▶ What the task requires
Spot each line in the records below where the word "this" occurs, then copy it.

------------------------------------------------------------

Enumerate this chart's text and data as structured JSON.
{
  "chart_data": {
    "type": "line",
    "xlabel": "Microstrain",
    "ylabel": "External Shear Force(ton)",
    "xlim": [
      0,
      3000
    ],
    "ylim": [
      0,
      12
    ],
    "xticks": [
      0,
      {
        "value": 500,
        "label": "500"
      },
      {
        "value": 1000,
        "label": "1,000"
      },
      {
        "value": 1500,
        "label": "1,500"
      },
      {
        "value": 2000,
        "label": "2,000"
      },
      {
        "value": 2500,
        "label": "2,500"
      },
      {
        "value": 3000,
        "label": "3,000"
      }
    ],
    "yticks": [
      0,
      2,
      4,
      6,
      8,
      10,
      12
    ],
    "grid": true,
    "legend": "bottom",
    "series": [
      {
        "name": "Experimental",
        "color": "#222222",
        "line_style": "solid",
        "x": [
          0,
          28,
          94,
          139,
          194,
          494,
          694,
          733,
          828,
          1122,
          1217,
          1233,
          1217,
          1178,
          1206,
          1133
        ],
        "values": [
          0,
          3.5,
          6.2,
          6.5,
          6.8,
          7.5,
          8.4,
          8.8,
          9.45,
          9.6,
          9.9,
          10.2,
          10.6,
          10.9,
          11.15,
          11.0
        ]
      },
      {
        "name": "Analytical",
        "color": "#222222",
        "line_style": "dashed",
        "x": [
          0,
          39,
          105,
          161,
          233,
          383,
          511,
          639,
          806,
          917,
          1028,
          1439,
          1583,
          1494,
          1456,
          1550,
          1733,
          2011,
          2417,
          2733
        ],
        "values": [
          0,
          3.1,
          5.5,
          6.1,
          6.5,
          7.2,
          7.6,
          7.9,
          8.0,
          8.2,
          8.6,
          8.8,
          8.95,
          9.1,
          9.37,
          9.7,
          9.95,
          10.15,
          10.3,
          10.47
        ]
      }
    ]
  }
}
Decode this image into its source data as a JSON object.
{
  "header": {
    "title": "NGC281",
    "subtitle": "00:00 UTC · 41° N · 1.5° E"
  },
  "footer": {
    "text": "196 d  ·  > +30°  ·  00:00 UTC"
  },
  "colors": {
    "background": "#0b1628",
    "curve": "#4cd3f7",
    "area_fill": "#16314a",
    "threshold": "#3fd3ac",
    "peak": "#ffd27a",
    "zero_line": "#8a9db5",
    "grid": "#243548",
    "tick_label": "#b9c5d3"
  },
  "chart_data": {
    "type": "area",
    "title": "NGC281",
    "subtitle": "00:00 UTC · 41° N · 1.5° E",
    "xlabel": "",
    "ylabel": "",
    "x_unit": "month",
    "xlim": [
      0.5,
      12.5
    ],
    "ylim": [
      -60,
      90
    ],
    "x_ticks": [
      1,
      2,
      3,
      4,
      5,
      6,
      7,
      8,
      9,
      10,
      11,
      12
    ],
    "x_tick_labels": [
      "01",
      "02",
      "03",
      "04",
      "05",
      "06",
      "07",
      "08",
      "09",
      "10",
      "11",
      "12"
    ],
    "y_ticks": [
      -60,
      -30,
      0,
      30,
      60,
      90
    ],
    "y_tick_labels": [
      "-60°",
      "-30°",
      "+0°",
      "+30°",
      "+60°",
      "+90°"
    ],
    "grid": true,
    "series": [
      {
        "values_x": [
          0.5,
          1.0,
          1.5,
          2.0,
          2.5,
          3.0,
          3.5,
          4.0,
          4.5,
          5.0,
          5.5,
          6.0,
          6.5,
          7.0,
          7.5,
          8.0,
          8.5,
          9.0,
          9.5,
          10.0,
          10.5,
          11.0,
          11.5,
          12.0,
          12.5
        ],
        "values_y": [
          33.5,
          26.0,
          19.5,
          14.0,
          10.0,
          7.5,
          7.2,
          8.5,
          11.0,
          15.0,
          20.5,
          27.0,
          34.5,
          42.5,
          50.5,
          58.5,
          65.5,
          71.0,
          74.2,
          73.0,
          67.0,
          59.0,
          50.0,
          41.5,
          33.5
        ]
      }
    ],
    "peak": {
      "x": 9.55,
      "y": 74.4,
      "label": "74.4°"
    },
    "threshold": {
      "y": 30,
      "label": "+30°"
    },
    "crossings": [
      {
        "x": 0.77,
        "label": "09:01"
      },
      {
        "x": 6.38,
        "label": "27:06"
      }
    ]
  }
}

------------------------------------------------------------

▶ Written response
Enumerate this chart's text and data as structured JSON.
Decode this image into its source data as a JSON object.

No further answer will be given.